Tugas yang Dikerjakan:
**a.** Dapatkah Anda menuliskan ulang paragraf yang diawali "Ruangan Padre Pio yang berukuran" dalam kisah-kisah tentang Padre Pio sebagai daftar singkat berisi fakta-fakta utamanya?
**b.** Bisakah Anda menyalin kata demi kata bagian dari kisah-kisah tentang Padre Pio yang dibuka dengan kata-kata yang memuat "Namun keputusan untuk" dan ditutup dengan "PIO, page 121)"?

Kutipan Dokumen:
******

PADRE PIO: CERITA-CERITA SEPUTAR IMAM KAPUSIN YANG KUDUS INI [1]
by Emmanuel Ofs Smart on Sunday, 2 October 2011 at 18:07
PESTA: 23 September
Ma che merito! Pada suatu hari seorang laki-laki datang menemui Padre Pio agar ibunya dapat disembuhkan. Ia menunjukkan sebuah foto ibunya kepada sang imam dan berkata: “Apabila saya pantas untuk itu, berkatilah dia.” Padre Pio menjawab: “Hei, apa maksudnya ‘pantas’? (Ma che merito). Dalam dunia ini tidak seorangpun pantas untuk memperoleh apa saja. Tuhanlah yang berbaik hati kepada kita dan kebaikan-Nya yang tak terbatas itulah yang memberikan kepada kita apa saja yang baik, karena Dia mengampuni semua orang.” Padre Pio tidak menyukai pepatah: “Setiap orang bagi dirinya: Allah untuk semua orang.” Pesan itu terlalu mementingkan diri sendiri, terlalu duniawi baginya. Terhadap pandangan ini Padre Pio menyatakan pemikirannya: “Allah untuk semua orang; namun tidak seorang pun untuk dirinya sendiri.” (Rev. Charles Mortimer Carty, PADRE PIO THE STIGMATIST, page 233)
Padre Pio, dokter pribadinya dan sebuah ranjang baru. Sampai wafatnya pada tahun 1954, Dr. William Sanguinetti adalah dokter pribadi Padre Pio. Pada suatu hari sang dokter melihat betapa kasarnya ranjang yang ditiduri oleh Padre Pio. Sang dokter kemudian berkata, “Saya akan membeli sebuah ranjang baru untuk anda, Pater.” Padre Pio kemudian bertanya kepada dokter Sanguinetti, “Apakah anda seorang kaya?” “Tidak, saya bukan seorang kaya,” jawab sang dokter, “akan tetapi paling sedikit saya dapat membeli sebuah ranjang baru bagi anda. Mengapa anda bertanya, apakah saya seorang kaya?” Barangkali dengan tersenyum Padre Pio menjawab: “Ah, tentunya Pak Dokter mengetahui bahwa para Kapusin semuanya menjalani kehidupan kebersamaan yang penuh kesamaan, dan apabila anda dapat membelikan sebuah ranjang yang lebih nyaman bagiku, maka anda harus juga melakukan hal yang sama untuk seluruh anggota Ordo Kapusin yang berjumlah 14.000 orang itu.”
Namun keputusan untuk membeli satu atau 14.000 buah ranjang tidak tergantung pada Padre Pio, melainkan pada Dr. Sanguinetti dan atasan Padre Pio. Hanya Padre Pio sendirilah yang mendapat hadiah sebuah ranjang baru, dan dia menggunakan ranjang itu karena atasannya memerintahkan kepadanya.
Ruangan Padre Pio yang berukuran luas 8 x 10-kaki (1 kaki=30,4 cm), digunakan sebagai ruang tidur dan juga ruang membaca/studi. Di atas meja kerjanya ada sebuah lampu kecil, dan dalam ruangan itu ada juga sebuah gambar Bunda Maria, sebuah potret para orangtuanya, dan sebuah potret Sri Paus. Dari tempat duduknya yang sedikit dilapisi kain, Padre Pio dapat memandang potret Sri Paus itu. Dia meminta agar cahaya lampu itu menyinari potret Sri Paus. Setiap harinya, Padre Pio memulai kegiatannya dengan berdoa bagi Sri Paus. (Rev. John a. Schug, Capuchin, PADRE PIO, page 121)

******

Informasi yang Diberikan:

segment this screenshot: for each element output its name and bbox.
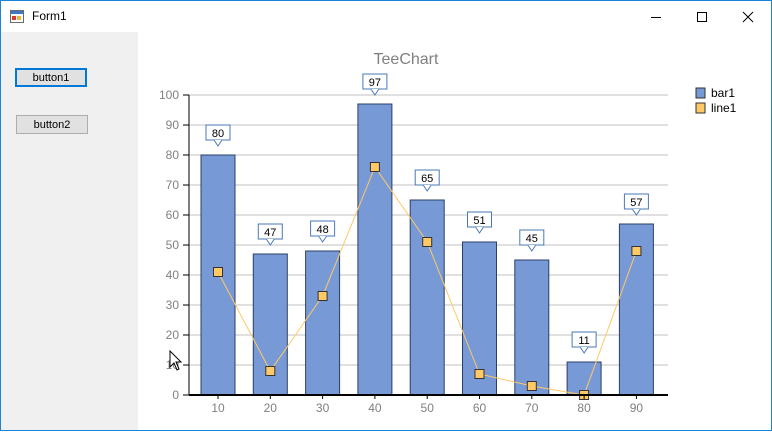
bar-value-callout: 97: [362, 73, 388, 96]
callout-pointer: [213, 139, 223, 147]
legend-label: line1: [711, 101, 737, 115]
button1[interactable]: button1: [15, 68, 87, 87]
line-point[interactable]: [526, 381, 537, 391]
bar-value-callout: 48: [310, 220, 336, 243]
y-tick-label: 80: [166, 148, 180, 162]
mouse-cursor-icon: [169, 350, 183, 371]
title-bar[interactable]: Form1: [1, 1, 771, 32]
bar-value-callout: 11: [571, 331, 597, 354]
legend-label: bar1: [711, 86, 735, 100]
x-tick-label: 10: [211, 401, 225, 415]
maximize-button[interactable]: [679, 1, 725, 32]
line-point[interactable]: [422, 237, 433, 247]
bar-value-callout: 57: [623, 193, 649, 216]
x-tick-label: 30: [316, 401, 330, 415]
callout-pointer: [579, 346, 589, 354]
y-tick-label: 30: [166, 298, 180, 312]
bar-value-label: 97: [369, 77, 381, 89]
callout-pointer: [631, 208, 641, 216]
legend-swatch: [695, 87, 706, 99]
line-point[interactable]: [369, 162, 380, 172]
bar[interactable]: [409, 199, 445, 396]
bar-value-label: 48: [316, 224, 328, 236]
callout-pointer: [265, 238, 275, 246]
line-point[interactable]: [631, 246, 642, 256]
line-point[interactable]: [317, 291, 328, 301]
line-point[interactable]: [265, 366, 276, 376]
y-tick-label: 60: [166, 208, 180, 222]
bar-value-label: 51: [473, 215, 485, 227]
legend-swatch: [695, 102, 706, 114]
bar-value-label: 47: [264, 227, 276, 239]
line-point[interactable]: [474, 369, 485, 379]
minimize-icon: [651, 16, 661, 18]
y-tick-label: 100: [159, 88, 179, 102]
bar-value-label: 45: [526, 233, 538, 245]
bar-value-callout: 47: [257, 223, 283, 246]
teechart-panel[interactable]: TeeChart 0 10 20 30 40 50 60 70 80 90 100 80 47 48 97…: [138, 32, 771, 430]
x-tick-label: 70: [525, 401, 539, 415]
line-point[interactable]: [213, 267, 223, 277]
bar-value-label: 57: [630, 197, 642, 209]
form-client-area: button1 button2 TeeChart 0 10 20 30 40 50 60 70…: [1, 32, 771, 430]
button2[interactable]: button2: [16, 115, 88, 134]
bar-value-label: 11: [578, 335, 589, 347]
callout-pointer: [318, 235, 328, 243]
x-tick-label: 20: [264, 401, 278, 415]
maximize-icon: [697, 11, 707, 22]
bar-value-callout: 45: [519, 229, 545, 252]
bar-value-label: 65: [421, 173, 433, 185]
window-title: Form1: [32, 9, 67, 23]
x-tick-label: 60: [473, 401, 487, 415]
x-tick-label: 90: [630, 401, 644, 415]
y-tick-label: 40: [166, 268, 180, 282]
minimize-button[interactable]: [633, 1, 679, 32]
app-form-icon: [10, 10, 24, 23]
x-tick-label: 50: [421, 401, 435, 415]
callout-pointer: [422, 184, 432, 192]
bar-value-callout: 80: [205, 124, 231, 147]
bar-value-callout: 65: [414, 169, 440, 192]
x-tick-label: 80: [577, 401, 591, 415]
bar-value-label: 80: [212, 128, 224, 140]
callout-pointer: [370, 88, 380, 96]
close-button[interactable]: [725, 1, 771, 32]
y-tick-label: 70: [166, 178, 180, 192]
callout-pointer: [527, 244, 537, 252]
bar[interactable]: [514, 259, 550, 396]
y-tick-label: 0: [172, 388, 179, 402]
y-tick-label: 20: [166, 328, 180, 342]
bar-value-callout: 51: [467, 211, 492, 234]
chart-svg: TeeChart 0 10 20 30 40 50 60 70 80 90 100 80 47 48 97…: [159, 51, 737, 415]
y-tick-label: 90: [166, 118, 180, 132]
y-tick-label: 50: [166, 238, 180, 252]
x-tick-label: 40: [368, 401, 382, 415]
callout-pointer: [475, 226, 484, 234]
chart-title: TeeChart: [374, 51, 439, 68]
bar[interactable]: [305, 250, 341, 396]
close-icon: [742, 11, 754, 22]
bar[interactable]: [357, 103, 393, 396]
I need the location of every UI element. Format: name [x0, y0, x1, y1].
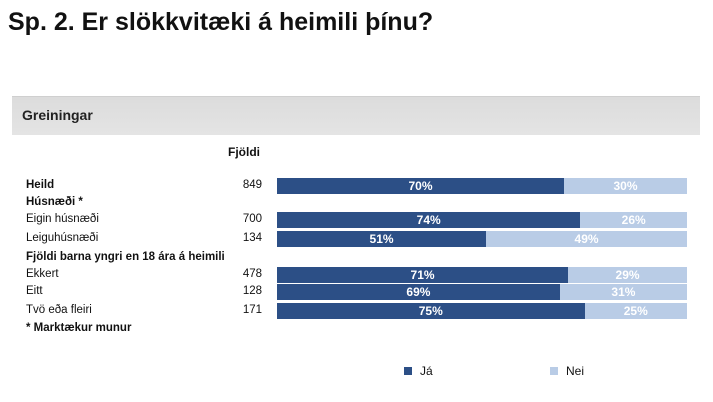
stacked-bar: 70% 30% — [277, 178, 687, 194]
bar-segment-ja: 70% — [277, 178, 564, 194]
row-count: 478 — [242, 268, 262, 280]
group-header-row: Húsnæði * — [0, 195, 713, 213]
data-label-nei: 26% — [621, 213, 646, 227]
stacked-bar: 51% 49% — [277, 231, 687, 247]
row-count: 849 — [242, 179, 262, 191]
row-label: Eitt — [26, 285, 43, 297]
row-count: 128 — [242, 285, 262, 297]
data-label-nei: 29% — [615, 268, 640, 282]
legend-label-ja: Já — [420, 364, 433, 378]
data-label-nei: 25% — [623, 304, 648, 318]
legend-item-ja: Já — [404, 364, 433, 378]
row-label: Ekkert — [26, 268, 59, 280]
bar-segment-nei: 30% — [564, 178, 687, 194]
data-row: Eitt 128 69% 31% — [0, 284, 713, 302]
footnote-row: * Marktækur munur — [0, 321, 713, 339]
data-label-ja: 71% — [410, 268, 435, 282]
group-header-label: Húsnæði * — [26, 196, 83, 208]
data-row: Heild 849 70% 30% — [0, 178, 713, 196]
stacked-bar: 74% 26% — [277, 212, 687, 228]
footnote: * Marktækur munur — [26, 322, 132, 334]
bar-segment-nei: 31% — [559, 284, 687, 300]
legend-item-nei: Nei — [550, 364, 584, 378]
bar-segment-ja: 71% — [277, 267, 569, 283]
bar-segment-nei: 49% — [486, 231, 687, 247]
stacked-bar: 75% 25% — [277, 303, 687, 319]
data-label-ja: 75% — [418, 304, 443, 318]
row-count: 134 — [242, 232, 262, 244]
data-label-ja: 51% — [369, 232, 394, 246]
bar-segment-nei: 25% — [584, 303, 687, 319]
row-label: Heild — [26, 179, 55, 191]
count-column-header: Fjöldi — [228, 145, 260, 159]
data-label-nei: 31% — [611, 285, 636, 299]
data-row: Eigin húsnæði 700 74% 26% — [0, 212, 713, 230]
data-row: Leiguhúsnæði 134 51% 49% — [0, 231, 713, 249]
row-count: 700 — [242, 213, 262, 225]
data-row: Tvö eða fleiri 171 75% 25% — [0, 303, 713, 321]
data-row: Ekkert 478 71% 29% — [0, 267, 713, 285]
data-label-nei: 30% — [613, 179, 638, 193]
group-header-row: Fjöldi barna yngri en 18 ára á heimili — [0, 250, 713, 268]
data-label-ja: 69% — [406, 285, 431, 299]
legend-swatch-nei — [550, 367, 558, 375]
bar-segment-ja: 74% — [277, 212, 581, 228]
stacked-bar: 69% 31% — [277, 284, 687, 300]
section-header-band: Greiningar — [12, 96, 700, 135]
group-header-label: Fjöldi barna yngri en 18 ára á heimili — [26, 251, 225, 263]
data-label-ja: 70% — [408, 179, 433, 193]
data-label-nei: 49% — [574, 232, 599, 246]
bar-segment-nei: 26% — [580, 212, 687, 228]
stacked-bar: 71% 29% — [277, 267, 687, 283]
chart-title: Sp. 2. Er slökkvitæki á heimili þínu? — [8, 8, 434, 36]
section-header-label: Greiningar — [22, 107, 93, 123]
row-count: 171 — [242, 304, 262, 316]
row-label: Leiguhúsnæði — [26, 232, 99, 244]
legend-label-nei: Nei — [566, 364, 585, 378]
row-label: Tvö eða fleiri — [26, 304, 92, 316]
legend-swatch-ja — [404, 367, 412, 375]
bar-segment-ja: 69% — [277, 284, 560, 300]
data-label-ja: 74% — [416, 213, 441, 227]
bar-segment-ja: 51% — [277, 231, 487, 247]
row-label: Eigin húsnæði — [26, 213, 99, 225]
bar-segment-nei: 29% — [568, 267, 687, 283]
bar-segment-ja: 75% — [277, 303, 585, 319]
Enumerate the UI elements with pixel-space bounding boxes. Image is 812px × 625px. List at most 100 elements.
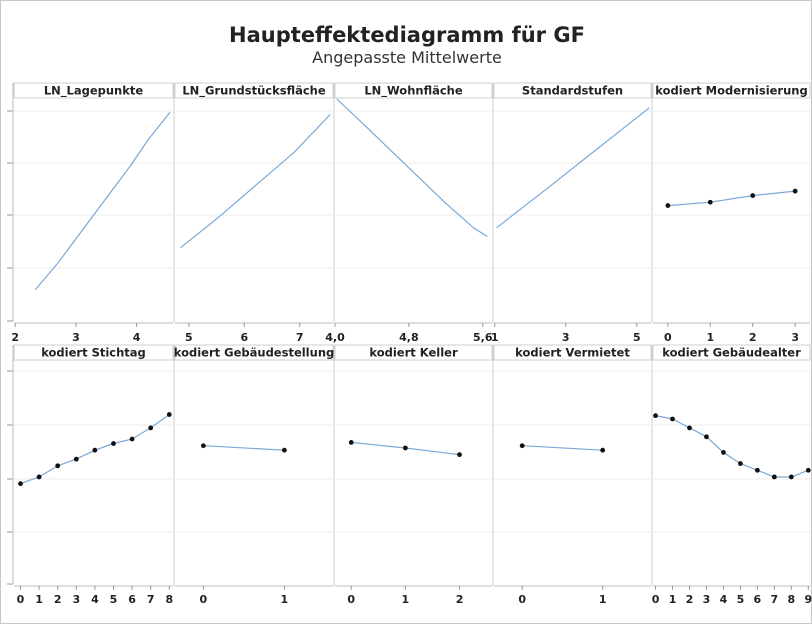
panel-header <box>13 344 174 361</box>
x-tick-label: 5 <box>110 593 118 606</box>
x-tick-label: 1 <box>402 593 410 606</box>
x-tick-label: 0 <box>347 593 355 606</box>
x-tick-label: 4,0 <box>325 331 345 344</box>
data-point <box>281 447 287 453</box>
panel-header <box>493 82 652 99</box>
data-point <box>18 481 23 487</box>
data-point <box>111 441 116 446</box>
x-tick-label: 0 <box>664 331 672 344</box>
x-tick-label: 8 <box>165 593 173 606</box>
series-line <box>496 107 650 229</box>
series-line <box>655 415 809 478</box>
data-point <box>457 452 462 458</box>
panel-title: Standardstufen <box>522 84 623 98</box>
data-point <box>200 443 206 449</box>
x-tick-label: 3 <box>72 331 80 344</box>
data-point <box>805 467 811 473</box>
data-point <box>600 447 606 453</box>
data-point <box>166 412 172 417</box>
x-tick-label: 2 <box>54 593 62 606</box>
data-point <box>73 456 79 462</box>
panel-header <box>334 344 493 361</box>
chart-subtitle: Angepasste Mittelwerte <box>312 48 502 67</box>
x-tick-label: 6 <box>754 593 762 606</box>
x-tick-label: 1 <box>491 331 499 344</box>
data-point <box>36 474 42 480</box>
x-tick-label: 3 <box>72 593 80 606</box>
chart-title: Haupteffektediagramm für GF <box>229 23 585 47</box>
panel-header <box>652 82 811 99</box>
x-tick-label: 1 <box>599 593 607 606</box>
x-tick-label: 0 <box>17 593 25 606</box>
data-point <box>55 463 61 469</box>
x-tick-label: 6 <box>240 331 248 344</box>
x-tick-label: 7 <box>147 593 155 606</box>
panel-title: kodiert Modernisierung <box>655 84 807 98</box>
x-tick-label: 7 <box>296 331 304 344</box>
x-tick-label: 3 <box>703 593 711 606</box>
series-line <box>180 114 331 249</box>
series-line <box>203 445 285 451</box>
panel-title: kodiert Gebäudestellung <box>174 346 334 360</box>
x-tick-label: 1 <box>35 593 43 606</box>
series-line <box>667 190 796 207</box>
x-tick-label: 1 <box>669 593 677 606</box>
x-tick-label: 5 <box>185 331 193 344</box>
data-point <box>653 413 658 419</box>
series-line <box>34 111 171 291</box>
data-point <box>750 193 756 198</box>
x-tick-label: 5,6 <box>473 331 493 344</box>
x-tick-label: 8 <box>788 593 796 606</box>
panel-title: kodiert Stichtag <box>41 346 146 360</box>
data-point <box>665 203 671 208</box>
x-tick-label: 4 <box>133 331 141 344</box>
x-tick-label: 0 <box>200 593 208 606</box>
x-tick-label: 4 <box>91 593 99 606</box>
panel-title: kodiert Keller <box>369 346 458 360</box>
panel-header <box>652 344 811 361</box>
x-tick-label: 9 <box>804 593 812 606</box>
data-point <box>402 445 408 451</box>
panel-header <box>174 344 334 361</box>
data-point <box>148 425 154 431</box>
x-tick-label: 0 <box>518 593 526 606</box>
data-point <box>519 443 525 449</box>
data-point <box>707 199 713 205</box>
panel-title: kodiert Gebäudealter <box>662 346 801 360</box>
data-point <box>670 416 675 422</box>
panel-header <box>334 82 493 99</box>
data-point <box>754 467 760 473</box>
x-tick-label: 7 <box>771 593 779 606</box>
x-tick-label: 4,8 <box>399 331 419 344</box>
data-point <box>792 188 798 194</box>
data-point <box>721 450 726 455</box>
data-point <box>687 425 692 431</box>
x-tick-label: 3 <box>791 331 799 344</box>
x-tick-label: 6 <box>128 593 136 606</box>
x-tick-label: 5 <box>737 593 745 606</box>
data-point <box>704 434 709 440</box>
x-tick-label: 4 <box>720 593 728 606</box>
panel-header <box>174 82 334 99</box>
panel-title: kodiert Vermietet <box>515 346 630 360</box>
x-tick-label: 2 <box>686 593 694 606</box>
series-line <box>522 445 603 451</box>
data-point <box>348 439 354 445</box>
panel-title: LN_Grundstücksfläche <box>182 84 326 99</box>
series-line <box>336 98 488 238</box>
x-tick-label: 2 <box>456 593 464 606</box>
data-point <box>788 474 794 480</box>
x-tick-label: 0 <box>652 593 660 606</box>
data-point <box>129 436 135 442</box>
x-tick-label: 5 <box>633 331 641 344</box>
data-point <box>92 447 98 453</box>
panel-header <box>493 344 652 361</box>
x-tick-label: 1 <box>706 331 714 344</box>
x-tick-label: 1 <box>281 593 289 606</box>
x-tick-label: 2 <box>11 331 19 344</box>
x-tick-label: 2 <box>749 331 757 344</box>
data-point <box>771 474 777 480</box>
x-tick-label: 3 <box>562 331 570 344</box>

******

Jawaban per Tugas:
**a.**
- Ruangan Padre Pio berukuran 8 x 10 kaki dan dipakai sebagai kamar tidur sekaligus ruang baca/studi.
- Di atas meja kerjanya ada sebuah lampu kecil. Di ruangan itu juga ada gambar Bunda Maria, potret orang tuanya, dan potret Sri Paus.
- Dari tempat duduknya yang sedikit dilapisi kain, ia dapat memandang potret Sri Paus. Ia meminta agar cahaya lampu menyinari potret itu.
- Setiap hari ia memulai kegiatannya dengan berdoa bagi Sri Paus.

**b.**
Namun keputusan untuk membeli satu atau 14.000 buah ranjang tidak tergantung pada Padre Pio, melainkan pada Dr. Sanguinetti dan atasan Padre Pio. Hanya Padre Pio sendirilah yang mendapat hadiah sebuah ranjang baru, dan dia menggunakan ranjang itu karena atasannya memerintahkan kepadanya.
Ruangan Padre Pio yang berukuran luas 8 x 10-kaki (1 kaki=30,4 cm), digunakan sebagai ruang tidur dan juga ruang membaca/studi. Di atas meja kerjanya ada sebuah lampu kecil, dan dalam ruangan itu ada juga sebuah gambar Bunda Maria, sebuah potret para orangtuanya, dan sebuah potret Sri Paus. Dari tempat duduknya yang sedikit dilapisi kain, Padre Pio dapat memandang potret Sri Paus itu. Dia meminta agar cahaya lampu itu menyinari potret Sri Paus. Setiap harinya, Padre Pio memulai kegiatannya dengan berdoa bagi Sri Paus. (Rev. John a. Schug, Capuchin, PADRE PIO, page 121)